### THE PROBLEM
Copy out every record below exactly as written, but leave out any pictures.

● ● ●

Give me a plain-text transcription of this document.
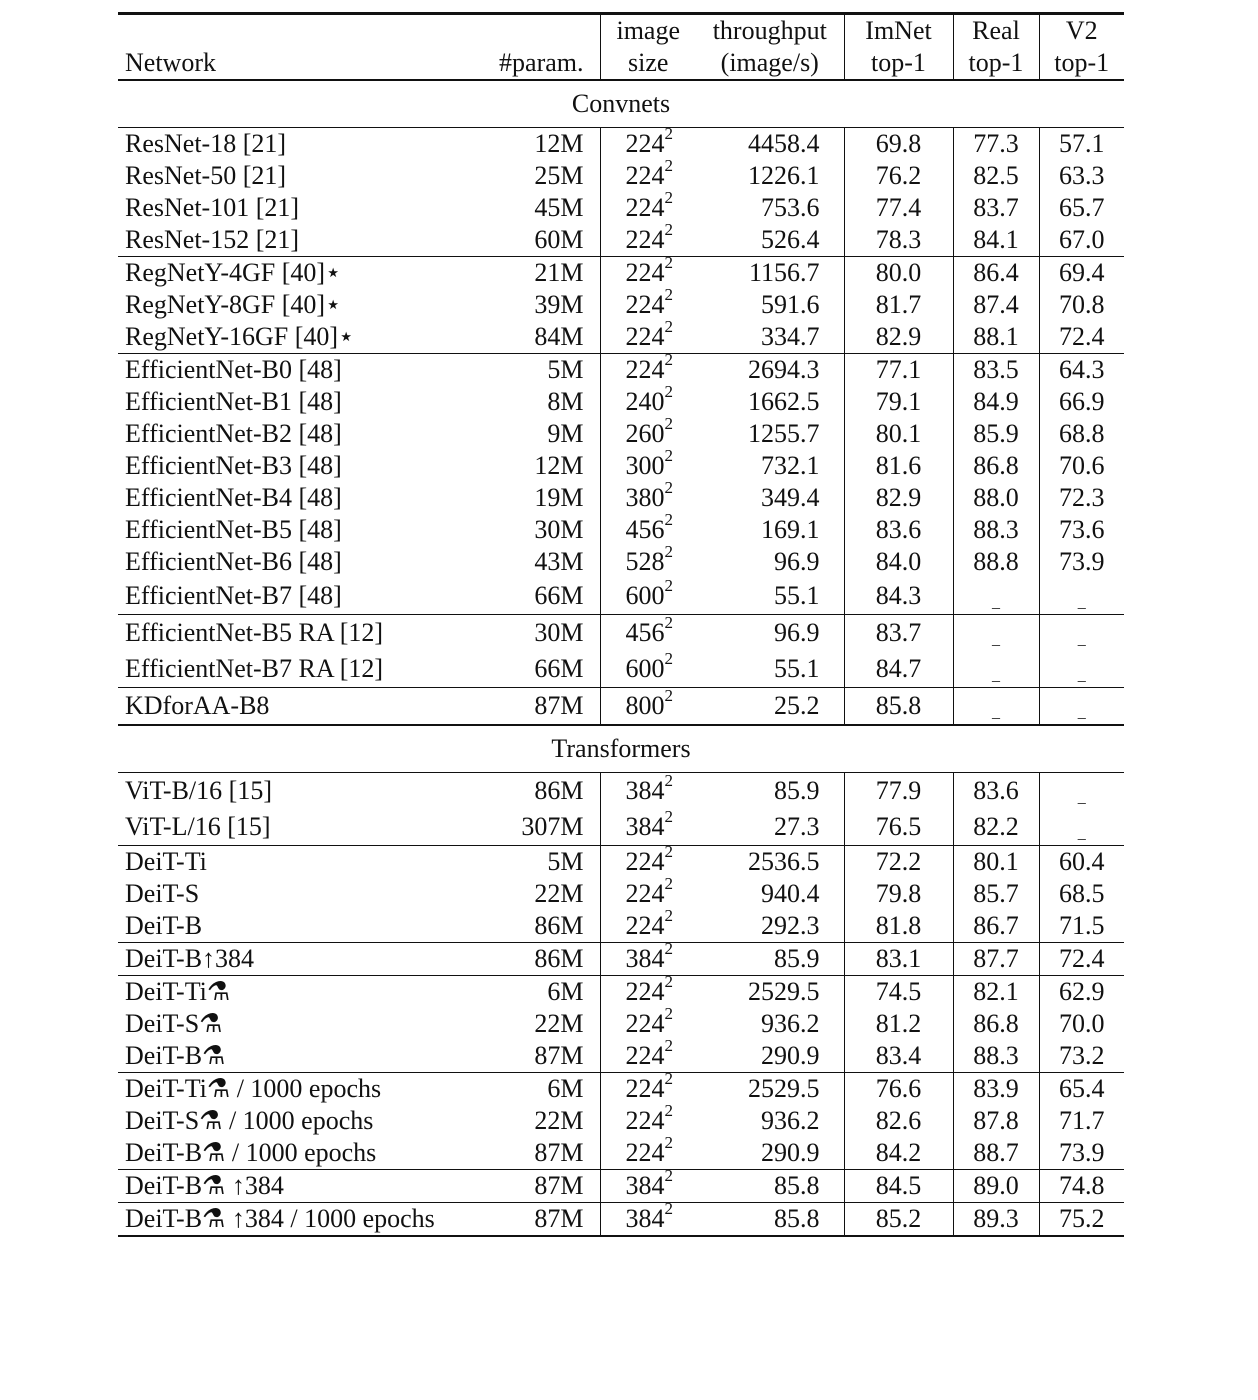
		image	throughput	ImNet	Real	V2
Network	#param.	size	(image/s)	top-1	top-1	top-1
Convnets						
ResNet-18 [21]	12M	$224^2$	4458.4	69.8	77.3	57.1
ResNet-50 [21]	25M	$224^2$	1226.1	76.2	82.5	63.3
ResNet-101 [21]	45M	$224^2$	753.6	77.4	83.7	65.7
ResNet-152 [21]	60M	$224^2$	526.4	78.3	84.1	67.0
RegNetY-4GF [40]⋆	21M	$224^2$	1156.7	80.0	86.4	69.4
RegNetY-8GF [40]⋆	39M	$224^2$	591.6	81.7	87.4	70.8
RegNetY-16GF [40]⋆	84M	$224^2$	334.7	82.9	88.1	72.4
EfficientNet-B0 [48]	5M	$224^2$	2694.3	77.1	83.5	64.3
EfficientNet-B1 [48]	8M	$240^2$	1662.5	79.1	84.9	66.9
EfficientNet-B2 [48]	9M	$260^2$	1255.7	80.1	85.9	68.8
EfficientNet-B3 [48]	12M	$300^2$	732.1	81.6	86.8	70.6
EfficientNet-B4 [48]	19M	$380^2$	349.4	82.9	88.0	72.3
EfficientNet-B5 [48]	30M	$456^2$	169.1	83.6	88.3	73.6
EfficientNet-B6 [48]	43M	$528^2$	96.9	84.0	88.8	73.9
EfficientNet-B7 [48]	66M	$600^2$	55.1	84.3	_	_
EfficientNet-B5 RA [12]	30M	$456^2$	96.9	83.7	_	_
EfficientNet-B7 RA [12]	66M	$600^2$	55.1	84.7	_	_
KDforAA-B8	87M	$800^2$	25.2	85.8	_	_
Transformers						
ViT-B/16 [15]	86M	$384^2$	85.9	77.9	83.6	_
ViT-L/16 [15]	307M	$384^2$	27.3	76.5	82.2	_
DeiT-Ti	5M	$224^2$	2536.5	72.2	80.1	60.4
DeiT-S	22M	$224^2$	940.4	79.8	85.7	68.5
DeiT-B	86M	$224^2$	292.3	81.8	86.7	71.5
DeiT-B↑384	86M	$384^2$	85.9	83.1	87.7	72.4
DeiT-Ti⚗	6M	$224^2$	2529.5	74.5	82.1	62.9
DeiT-S⚗	22M	$224^2$	936.2	81.2	86.8	70.0
DeiT-B⚗	87M	$224^2$	290.9	83.4	88.3	73.2
DeiT-Ti⚗ / 1000 epochs	6M	$224^2$	2529.5	76.6	83.9	65.4
DeiT-S⚗ / 1000 epochs	22M	$224^2$	936.2	82.6	87.8	71.7
DeiT-B⚗ / 1000 epochs	87M	$224^2$	290.9	84.2	88.7	73.9
DeiT-B⚗ ↑384	87M	$384^2$	85.8	84.5	89.0	74.8
DeiT-B⚗ ↑384 / 1000 epochs	87M	$384^2$	85.8	85.2	89.3	75.2
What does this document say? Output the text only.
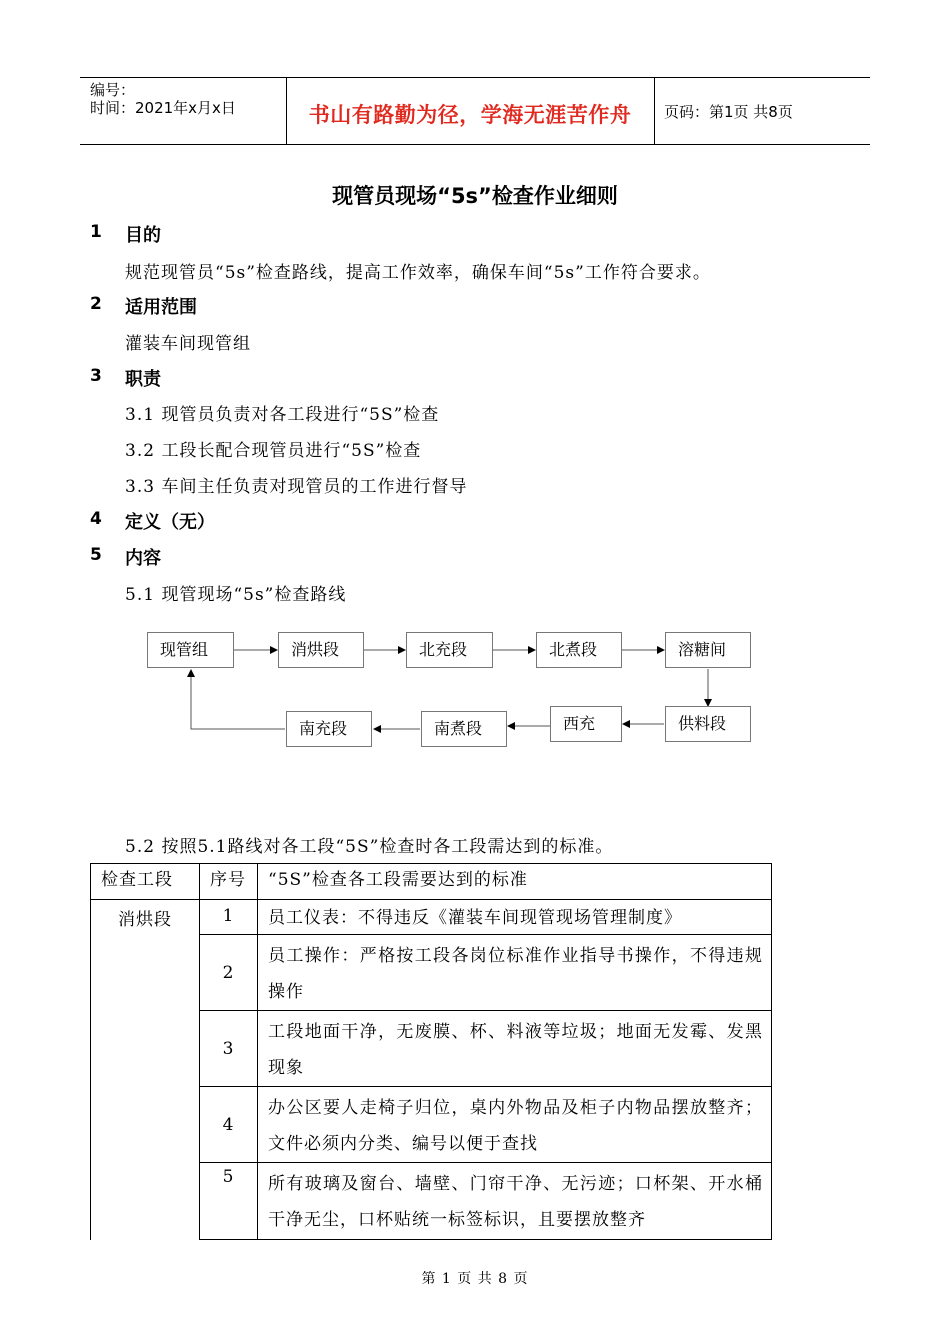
编号：
时间：2021年x月x日	书山有路勤为径，学海无涯苦作舟	页码：第1页 共8页
现管员现场“5s”检查作业细则
1 目的
规范现管员“5s”检查路线，提高工作效率，确保车间“5s”工作符合要求。
2 适用范围
灌装车间现管组
3 职责
3.1 现管员负责对各工段进行“5S”检查
3.2 工段长配合现管员进行“5S”检查
3.3 车间主任负责对现管员的工作进行督导
4 定义（无）
5 内容
5.1 现管现场“5s”检查路线
现管组	消烘段	北充段	北煮段	溶糖间
南充段	南煮段	西充	供料段
5.2 按照5.1路线对各工段“5S”检查时各工段需达到的标准。
检查工段	序号	“5S”检查各工段需要达到的标准
消烘段	1	员工仪表：不得违反《灌装车间现管现场管理制度》
	2	员工操作：严格按工段各岗位标准作业指导书操作，不得违规操作
	3	工段地面干净，无废膜、杯、料液等垃圾；地面无发霉、发黑现象
	4	办公区要人走椅子归位，桌内外物品及柜子内物品摆放整齐；文件必须内分类、编号以便于查找
	5	所有玻璃及窗台、墙壁、门帘干净、无污迹；口杯架、开水桶干净无尘，口杯贴统一标签标识，且要摆放整齐
第 1 页 共 8 页
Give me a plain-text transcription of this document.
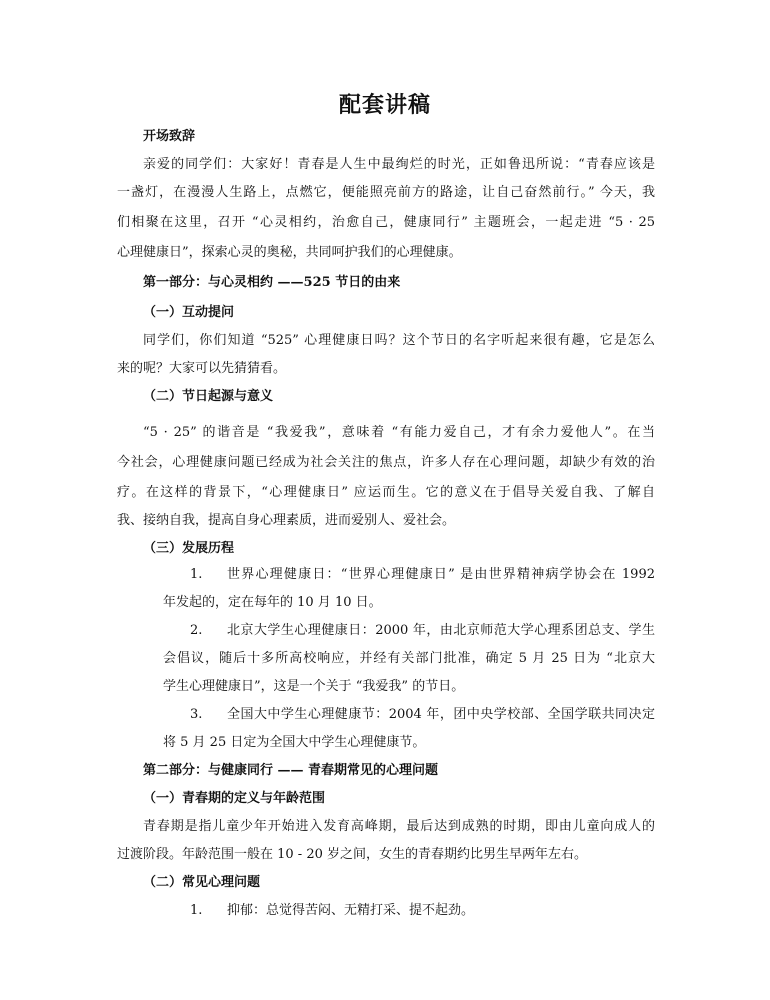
配套讲稿
开场致辞
亲爱的同学们：大家好！青春是人生中最绚烂的时光，正如鲁迅所说：“青春应该是
一盏灯，在漫漫人生路上，点燃它，便能照亮前方的路途，让自己奋然前行。” 今天，我
们相聚在这里，召开 “心灵相约，治愈自己，健康同行” 主题班会，一起走进 “5 · 25
心理健康日”，探索心灵的奥秘，共同呵护我们的心理健康。
第一部分：与心灵相约 ——525 节日的由来
（一）互动提问
同学们，你们知道 “525” 心理健康日吗？这个节日的名字听起来很有趣，它是怎么
来的呢？大家可以先猜猜看。
（二）节日起源与意义
“5 · 25” 的谐音是 “我爱我”，意味着 “有能力爱自己，才有余力爱他人”。在当
今社会，心理健康问题已经成为社会关注的焦点，许多人存在心理问题，却缺少有效的治
疗。在这样的背景下，“心理健康日” 应运而生。它的意义在于倡导关爱自我、了解自
我、接纳自我，提高自身心理素质，进而爱别人、爱社会。
（三）发展历程
1. 世界心理健康日：“世界心理健康日” 是由世界精神病学协会在 1992
年发起的，定在每年的 10 月 10 日。
2. 北京大学生心理健康日：2000 年，由北京师范大学心理系团总支、学生
会倡议，随后十多所高校响应，并经有关部门批准，确定 5 月 25 日为 “北京大
学生心理健康日”，这是一个关于 “我爱我” 的节日。
3. 全国大中学生心理健康节：2004 年，团中央学校部、全国学联共同决定
将 5 月 25 日定为全国大中学生心理健康节。
第二部分：与健康同行 —— 青春期常见的心理问题
（一）青春期的定义与年龄范围
青春期是指儿童少年开始进入发育高峰期，最后达到成熟的时期，即由儿童向成人的
过渡阶段。年龄范围一般在 10 - 20 岁之间，女生的青春期约比男生早两年左右。
（二）常见心理问题
1. 抑郁：总觉得苦闷、无精打采、提不起劲。
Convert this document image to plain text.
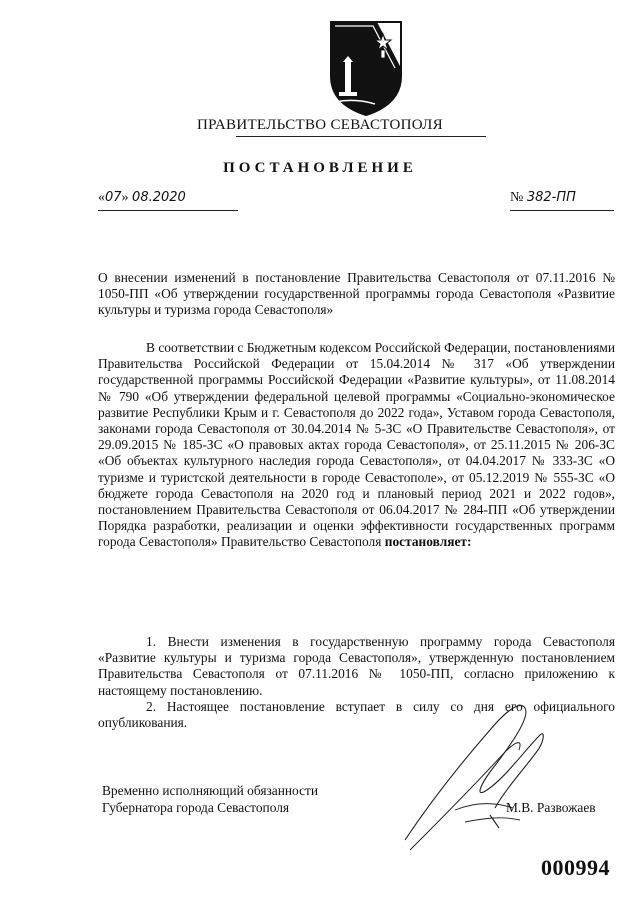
ПРАВИТЕЛЬСТВО СЕВАСТОПОЛЯ
ПОСТАНОВЛЕНИЕ
«07» 08.2020	№ 382-ПП
О внесении изменений в постановление Правительства Севастополя от 07.11.2016 № 1050-ПП «Об утверждении государственной программы города Севастополя «Развитие культуры и туризма города Севастополя»
В соответствии с Бюджетным кодексом Российской Федерации, постановлениями Правительства Российской Федерации от 15.04.2014 № 317 «Об утверждении государственной программы Российской Федерации «Развитие культуры», от 11.08.2014 № 790 «Об утверждении федеральной целевой программы «Социально-экономическое развитие Республики Крым и г. Севастополя до 2022 года», Уставом города Севастополя, законами города Севастополя от 30.04.2014 № 5-ЗС «О Правительстве Севастополя», от 29.09.2015 № 185-ЗС «О правовых актах города Севастополя», от 25.11.2015 № 206-ЗС «Об объектах культурного наследия города Севастополя», от 04.04.2017 № 333-ЗС «О туризме и туристской деятельности в городе Севастополе», от 05.12.2019 № 555-ЗС «О бюджете города Севастополя на 2020 год и плановый период 2021 и 2022 годов», постановлением Правительства Севастополя от 06.04.2017 № 284-ПП «Об утверждении Порядка разработки, реализации и оценки эффективности государственных программ города Севастополя» Правительство Севастополя постановляет:

1. Внести изменения в государственную программу города Севастополя «Развитие культуры и туризма города Севастополя», утвержденную постановлением Правительства Севастополя от 07.11.2016 № 1050-ПП, согласно приложению к настоящему постановлению.

2. Настоящее постановление вступает в силу со дня его официального опубликования.

Временно исполняющий обязанности
Губернатора города Севастополя	М.В. Развожаев
000994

● ● ●

### FINISHED TASK
Give me a plain-text transcription of this document.
		image	throughput	ImNet	Real	V2
Network	#param.	size	(image/s)	top-1	top-1	top-1
Convnets						
ResNet-18 [21]	12M	$224^2$	4458.4	69.8	77.3	57.1
ResNet-50 [21]	25M	$224^2$	1226.1	76.2	82.5	63.3
ResNet-101 [21]	45M	$224^2$	753.6	77.4	83.7	65.7
ResNet-152 [21]	60M	$224^2$	526.4	78.3	84.1	67.0
RegNetY-4GF [40]⋆	21M	$224^2$	1156.7	80.0	86.4	69.4
RegNetY-8GF [40]⋆	39M	$224^2$	591.6	81.7	87.4	70.8
RegNetY-16GF [40]⋆	84M	$224^2$	334.7	82.9	88.1	72.4
EfficientNet-B0 [48]	5M	$224^2$	2694.3	77.1	83.5	64.3
EfficientNet-B1 [48]	8M	$240^2$	1662.5	79.1	84.9	66.9
EfficientNet-B2 [48]	9M	$260^2$	1255.7	80.1	85.9	68.8
EfficientNet-B3 [48]	12M	$300^2$	732.1	81.6	86.8	70.6
EfficientNet-B4 [48]	19M	$380^2$	349.4	82.9	88.0	72.3
EfficientNet-B5 [48]	30M	$456^2$	169.1	83.6	88.3	73.6
EfficientNet-B6 [48]	43M	$528^2$	96.9	84.0	88.8	73.9
EfficientNet-B7 [48]	66M	$600^2$	55.1	84.3	_	_
EfficientNet-B5 RA [12]	30M	$456^2$	96.9	83.7	_	_
EfficientNet-B7 RA [12]	66M	$600^2$	55.1	84.7	_	_
KDforAA-B8	87M	$800^2$	25.2	85.8	_	_
Transformers						
ViT-B/16 [15]	86M	$384^2$	85.9	77.9	83.6	_
ViT-L/16 [15]	307M	$384^2$	27.3	76.5	82.2	_
DeiT-Ti	5M	$224^2$	2536.5	72.2	80.1	60.4
DeiT-S	22M	$224^2$	940.4	79.8	85.7	68.5
DeiT-B	86M	$224^2$	292.3	81.8	86.7	71.5
DeiT-B↑384	86M	$384^2$	85.9	83.1	87.7	72.4
DeiT-Ti⚗	6M	$224^2$	2529.5	74.5	82.1	62.9
DeiT-S⚗	22M	$224^2$	936.2	81.2	86.8	70.0
DeiT-B⚗	87M	$224^2$	290.9	83.4	88.3	73.2
DeiT-Ti⚗ / 1000 epochs	6M	$224^2$	2529.5	76.6	83.9	65.4
DeiT-S⚗ / 1000 epochs	22M	$224^2$	936.2	82.6	87.8	71.7
DeiT-B⚗ / 1000 epochs	87M	$224^2$	290.9	84.2	88.7	73.9
DeiT-B⚗ ↑384	87M	$384^2$	85.8	84.5	89.0	74.8
DeiT-B⚗ ↑384 / 1000 epochs	87M	$384^2$	85.8	85.2	89.3	75.2
What does this document say? Output the text only.
编号：
时间：2021年x月x日	书山有路勤为径，学海无涯苦作舟	页码：第1页 共8页
现管员现场“5s”检查作业细则
1 目的
规范现管员“5s”检查路线，提高工作效率，确保车间“5s”工作符合要求。
2 适用范围
灌装车间现管组
3 职责
3.1 现管员负责对各工段进行“5S”检查
3.2 工段长配合现管员进行“5S”检查
3.3 车间主任负责对现管员的工作进行督导
4 定义（无）
5 内容
5.1 现管现场“5s”检查路线
现管组	消烘段	北充段	北煮段	溶糖间
南充段	南煮段	西充	供料段
5.2 按照5.1路线对各工段“5S”检查时各工段需达到的标准。
检查工段	序号	“5S”检查各工段需要达到的标准
消烘段	1	员工仪表：不得违反《灌装车间现管现场管理制度》
	2	员工操作：严格按工段各岗位标准作业指导书操作，不得违规操作
	3	工段地面干净，无废膜、杯、料液等垃圾；地面无发霉、发黑现象
	4	办公区要人走椅子归位，桌内外物品及柜子内物品摆放整齐；文件必须内分类、编号以便于查找
	5	所有玻璃及窗台、墙壁、门帘干净、无污迹；口杯架、开水桶干净无尘，口杯贴统一标签标识，且要摆放整齐
第 1 页 共 8 页
Give me a plain-text transcription of this document.
配套讲稿
开场致辞
亲爱的同学们：大家好！青春是人生中最绚烂的时光，正如鲁迅所说：“青春应该是
一盏灯，在漫漫人生路上，点燃它，便能照亮前方的路途，让自己奋然前行。” 今天，我
们相聚在这里，召开 “心灵相约，治愈自己，健康同行” 主题班会，一起走进 “5 · 25
心理健康日”，探索心灵的奥秘，共同呵护我们的心理健康。
第一部分：与心灵相约 ——525 节日的由来
（一）互动提问
同学们，你们知道 “525” 心理健康日吗？这个节日的名字听起来很有趣，它是怎么
来的呢？大家可以先猜猜看。
（二）节日起源与意义
“5 · 25” 的谐音是 “我爱我”，意味着 “有能力爱自己，才有余力爱他人”。在当
今社会，心理健康问题已经成为社会关注的焦点，许多人存在心理问题，却缺少有效的治
疗。在这样的背景下，“心理健康日” 应运而生。它的意义在于倡导关爱自我、了解自
我、接纳自我，提高自身心理素质，进而爱别人、爱社会。
（三）发展历程
1. 世界心理健康日：“世界心理健康日” 是由世界精神病学协会在 1992
年发起的，定在每年的 10 月 10 日。
2. 北京大学生心理健康日：2000 年，由北京师范大学心理系团总支、学生
会倡议，随后十多所高校响应，并经有关部门批准，确定 5 月 25 日为 “北京大
学生心理健康日”，这是一个关于 “我爱我” 的节日。
3. 全国大中学生心理健康节：2004 年，团中央学校部、全国学联共同决定
将 5 月 25 日定为全国大中学生心理健康节。
第二部分：与健康同行 —— 青春期常见的心理问题
（一）青春期的定义与年龄范围
青春期是指儿童少年开始进入发育高峰期，最后达到成熟的时期，即由儿童向成人的
过渡阶段。年龄范围一般在 10 - 20 岁之间，女生的青春期约比男生早两年左右。
（二）常见心理问题
1. 抑郁：总觉得苦闷、无精打采、提不起劲。
Convert this document image to plain text.
ПРАВИТЕЛЬСТВО СЕВАСТОПОЛЯ
ПОСТАНОВЛЕНИЕ
«07» 08.2020	№ 382-ПП
О внесении изменений в постановление Правительства Севастополя от 07.11.2016 № 1050-ПП «Об утверждении государственной программы города Севастополя «Развитие культуры и туризма города Севастополя»
В соответствии с Бюджетным кодексом Российской Федерации, постановлениями Правительства Российской Федерации от 15.04.2014 № 317 «Об утверждении государственной программы Российской Федерации «Развитие культуры», от 11.08.2014 № 790 «Об утверждении федеральной целевой программы «Социально-экономическое развитие Республики Крым и г. Севастополя до 2022 года», Уставом города Севастополя, законами города Севастополя от 30.04.2014 № 5-ЗС «О Правительстве Севастополя», от 29.09.2015 № 185-ЗС «О правовых актах города Севастополя», от 25.11.2015 № 206-ЗС «Об объектах культурного наследия города Севастополя», от 04.04.2017 № 333-ЗС «О туризме и туристской деятельности в городе Севастополе», от 05.12.2019 № 555-ЗС «О бюджете города Севастополя на 2020 год и плановый период 2021 и 2022 годов», постановлением Правительства Севастополя от 06.04.2017 № 284-ПП «Об утверждении Порядка разработки, реализации и оценки эффективности государственных программ города Севастополя» Правительство Севастополя постановляет:

1. Внести изменения в государственную программу города Севастополя «Развитие культуры и туризма города Севастополя», утвержденную постановлением Правительства Севастополя от 07.11.2016 № 1050-ПП, согласно приложению к настоящему постановлению.

2. Настоящее постановление вступает в силу со дня его официального опубликования.

Временно исполняющий обязанности
Губернатора города Севастополя	М.В. Развожаев
000994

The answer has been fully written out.